**Data entries:**
** BEGIN **

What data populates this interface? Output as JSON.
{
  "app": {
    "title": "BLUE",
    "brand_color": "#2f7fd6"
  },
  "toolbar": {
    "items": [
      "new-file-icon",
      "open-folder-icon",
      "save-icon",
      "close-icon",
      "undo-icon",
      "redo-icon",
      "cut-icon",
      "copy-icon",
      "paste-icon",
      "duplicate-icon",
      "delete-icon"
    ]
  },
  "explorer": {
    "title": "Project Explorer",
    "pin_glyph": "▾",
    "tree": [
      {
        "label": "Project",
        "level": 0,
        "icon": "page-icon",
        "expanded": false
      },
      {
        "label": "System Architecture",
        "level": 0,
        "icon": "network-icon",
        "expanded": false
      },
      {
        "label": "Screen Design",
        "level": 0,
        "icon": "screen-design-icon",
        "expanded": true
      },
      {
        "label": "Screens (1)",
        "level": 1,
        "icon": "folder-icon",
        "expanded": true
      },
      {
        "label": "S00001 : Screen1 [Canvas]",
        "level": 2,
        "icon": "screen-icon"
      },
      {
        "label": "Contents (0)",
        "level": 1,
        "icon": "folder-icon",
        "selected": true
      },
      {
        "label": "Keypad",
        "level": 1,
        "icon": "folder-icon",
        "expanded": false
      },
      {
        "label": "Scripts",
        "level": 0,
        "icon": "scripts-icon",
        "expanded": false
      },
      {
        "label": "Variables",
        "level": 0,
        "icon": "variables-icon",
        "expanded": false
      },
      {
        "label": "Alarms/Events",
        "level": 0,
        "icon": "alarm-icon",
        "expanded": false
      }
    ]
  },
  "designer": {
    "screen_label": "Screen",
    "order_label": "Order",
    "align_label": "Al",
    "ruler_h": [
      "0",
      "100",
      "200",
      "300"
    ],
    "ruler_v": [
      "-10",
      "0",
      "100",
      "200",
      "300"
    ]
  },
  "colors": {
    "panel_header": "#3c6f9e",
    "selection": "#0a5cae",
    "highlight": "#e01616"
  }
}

** END **

**The problem:** Identify and copy lines that hold the string "Project".

**Full answer:**
    "title": "Project Explorer",
        "label": "Project",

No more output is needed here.